▶ [GOAL OF THE EXERCISE]: Where the data below has the string "text", return the whole line.

▶ [DATASET]:
------------------------

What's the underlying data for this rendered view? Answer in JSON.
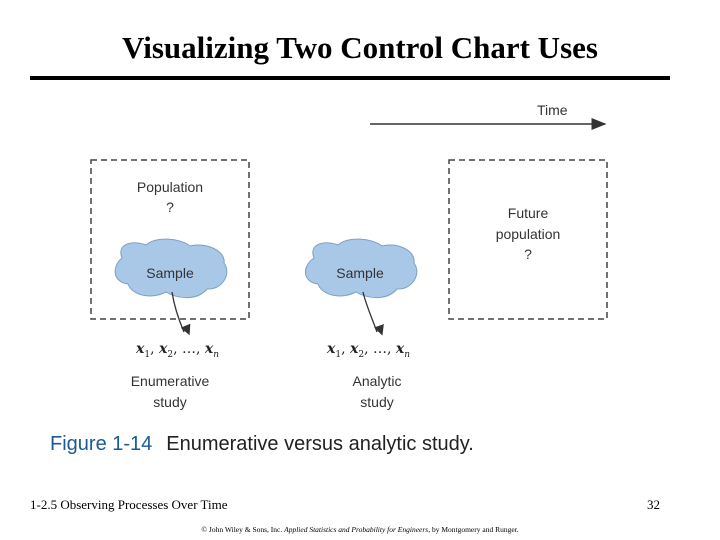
{
  "title": "Visualizing Two Control Chart Uses",
  "diagram": {
    "time_label": "Time",
    "population_label": "Population",
    "population_q": "?",
    "future_label_line1": "Future",
    "future_label_line2": "population",
    "future_q": "?",
    "sample_label": "Sample",
    "enumerative_line1": "Enumerative",
    "enumerative_line2": "study",
    "analytic_line1": "Analytic",
    "analytic_line2": "study",
    "sample_notation": "x1, x2, …, xn",
    "blob_color": "#a9c8e8",
    "box_stroke": "#444444"
  },
  "caption": {
    "figure_number": "Figure 1-14",
    "text": "Enumerative versus analytic study."
  },
  "footer": {
    "section": "1-2.5 Observing Processes Over Time",
    "page": "32",
    "copyright_prefix": "© John Wiley & Sons, Inc.",
    "copyright_book": "Applied Statistics and Probability for Engineers",
    "copyright_suffix": ", by Montgomery and Runger."
  }
}
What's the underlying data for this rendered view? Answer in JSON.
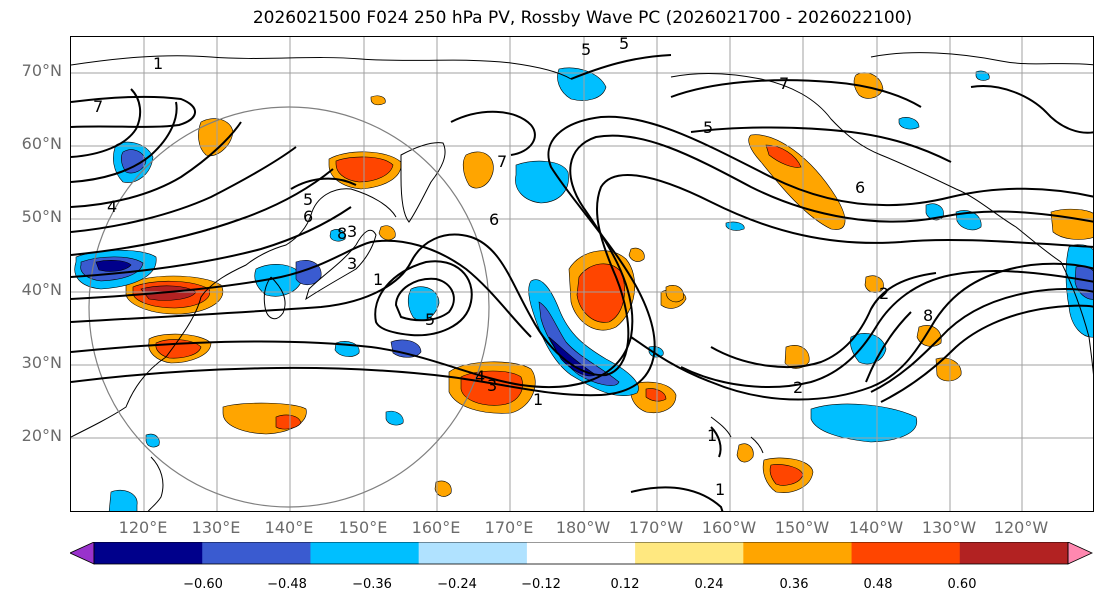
{
  "title": "2026021500 F024 250 hPa PV, Rossby Wave PC (2026021700 - 2026022100)",
  "latitude_labels": [
    "70°N",
    "60°N",
    "50°N",
    "40°N",
    "30°N",
    "20°N"
  ],
  "longitude_labels": [
    "120°E",
    "130°E",
    "140°E",
    "150°E",
    "160°E",
    "170°E",
    "180°W",
    "170°W",
    "160°W",
    "150°W",
    "140°W",
    "130°W",
    "120°W"
  ],
  "colorbar": {
    "ticks": [
      "−0.60",
      "−0.48",
      "−0.36",
      "−0.24",
      "−0.12",
      "0.12",
      "0.24",
      "0.36",
      "0.48",
      "0.60"
    ],
    "colors": [
      "#9932cc",
      "#00008b",
      "#3a5bd0",
      "#00bfff",
      "#b0e2ff",
      "#ffffff",
      "#ffe880",
      "#ffa500",
      "#ff4500",
      "#b22222",
      "#ff88b0"
    ]
  },
  "contour_labels": [
    "1",
    "7",
    "4",
    "3",
    "5",
    "6",
    "8",
    "3",
    "7",
    "5",
    "6",
    "1",
    "5",
    "4",
    "3",
    "1",
    "5",
    "2",
    "1",
    "1",
    "8",
    "7",
    "6",
    "2",
    "5"
  ],
  "map_colors": {
    "grid": "#a0a0a0",
    "coast": "#000000",
    "contour": "#000000",
    "circle": "#808080"
  }
}
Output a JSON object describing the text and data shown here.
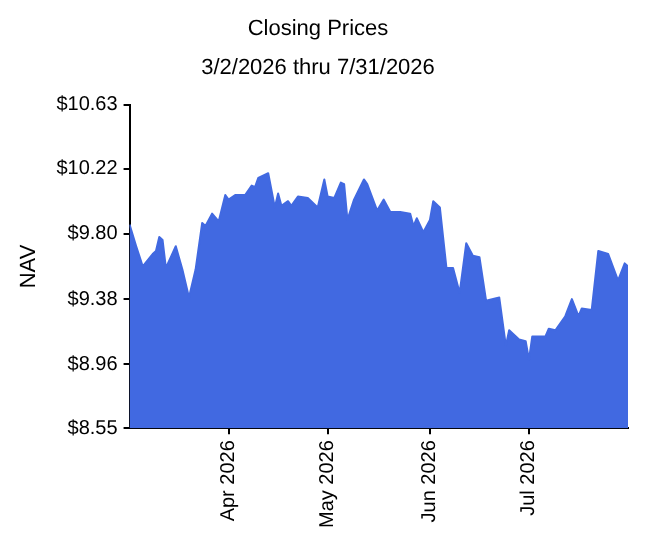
{
  "chart_data": {
    "type": "area",
    "title": "Closing Prices",
    "subtitle": "3/2/2026 thru 7/31/2026",
    "ylabel": "NAV",
    "x": [
      "2026-03-02",
      "2026-03-04",
      "2026-03-06",
      "2026-03-09",
      "2026-03-10",
      "2026-03-11",
      "2026-03-12",
      "2026-03-13",
      "2026-03-16",
      "2026-03-18",
      "2026-03-20",
      "2026-03-22",
      "2026-03-24",
      "2026-03-25",
      "2026-03-27",
      "2026-03-29",
      "2026-03-31",
      "2026-04-01",
      "2026-04-03",
      "2026-04-06",
      "2026-04-08",
      "2026-04-09",
      "2026-04-10",
      "2026-04-13",
      "2026-04-15",
      "2026-04-16",
      "2026-04-17",
      "2026-04-19",
      "2026-04-20",
      "2026-04-22",
      "2026-04-25",
      "2026-04-28",
      "2026-04-30",
      "2026-05-01",
      "2026-05-03",
      "2026-05-05",
      "2026-05-06",
      "2026-05-07",
      "2026-05-09",
      "2026-05-12",
      "2026-05-13",
      "2026-05-16",
      "2026-05-18",
      "2026-05-20",
      "2026-05-23",
      "2026-05-26",
      "2026-05-27",
      "2026-05-28",
      "2026-05-30",
      "2026-06-01",
      "2026-06-02",
      "2026-06-04",
      "2026-06-06",
      "2026-06-08",
      "2026-06-10",
      "2026-06-12",
      "2026-06-14",
      "2026-06-16",
      "2026-06-18",
      "2026-06-22",
      "2026-06-24",
      "2026-06-25",
      "2026-06-28",
      "2026-06-30",
      "2026-07-01",
      "2026-07-02",
      "2026-07-06",
      "2026-07-07",
      "2026-07-09",
      "2026-07-12",
      "2026-07-14",
      "2026-07-16",
      "2026-07-17",
      "2026-07-20",
      "2026-07-22",
      "2026-07-25",
      "2026-07-28",
      "2026-07-30",
      "2026-07-31"
    ],
    "series": [
      {
        "color": "#4169e1",
        "values": [
          9.86,
          9.72,
          9.59,
          9.67,
          9.69,
          9.78,
          9.76,
          9.58,
          9.72,
          9.57,
          9.39,
          9.57,
          9.87,
          9.85,
          9.93,
          9.88,
          10.05,
          10.02,
          10.05,
          10.05,
          10.11,
          10.1,
          10.16,
          10.19,
          9.97,
          10.06,
          9.98,
          10.01,
          9.98,
          10.04,
          10.03,
          9.97,
          10.15,
          10.04,
          10.03,
          10.13,
          10.12,
          9.89,
          10.02,
          10.15,
          10.12,
          9.95,
          10.02,
          9.94,
          9.94,
          9.93,
          9.85,
          9.9,
          9.81,
          9.89,
          10.01,
          9.97,
          9.58,
          9.58,
          9.42,
          9.74,
          9.66,
          9.65,
          9.37,
          9.39,
          9.08,
          9.18,
          9.12,
          9.11,
          8.99,
          9.14,
          9.14,
          9.19,
          9.18,
          9.27,
          9.38,
          9.27,
          9.32,
          9.31,
          9.69,
          9.67,
          9.5,
          9.61,
          9.59
        ]
      }
    ],
    "xlim": [
      "2026-03-02",
      "2026-07-31"
    ],
    "xticks": [
      {
        "value": "2026-04-01",
        "label": "Apr 2026"
      },
      {
        "value": "2026-05-01",
        "label": "May 2026"
      },
      {
        "value": "2026-06-01",
        "label": "Jun 2026"
      },
      {
        "value": "2026-07-01",
        "label": "Jul 2026"
      }
    ],
    "ylim": [
      8.55,
      10.63
    ],
    "yticks": [
      {
        "value": 8.55,
        "label": "$8.55"
      },
      {
        "value": 8.96,
        "label": "$8.96"
      },
      {
        "value": 9.38,
        "label": "$9.38"
      },
      {
        "value": 9.8,
        "label": "$9.80"
      },
      {
        "value": 10.22,
        "label": "$10.22"
      },
      {
        "value": 10.63,
        "label": "$10.63"
      }
    ],
    "grid": false,
    "legend": false
  }
}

------------------------

▶ [FINISHED TASK]:
    "text": "Enumerative versus analytic study."
Output a JSON object describing the text and data shown here.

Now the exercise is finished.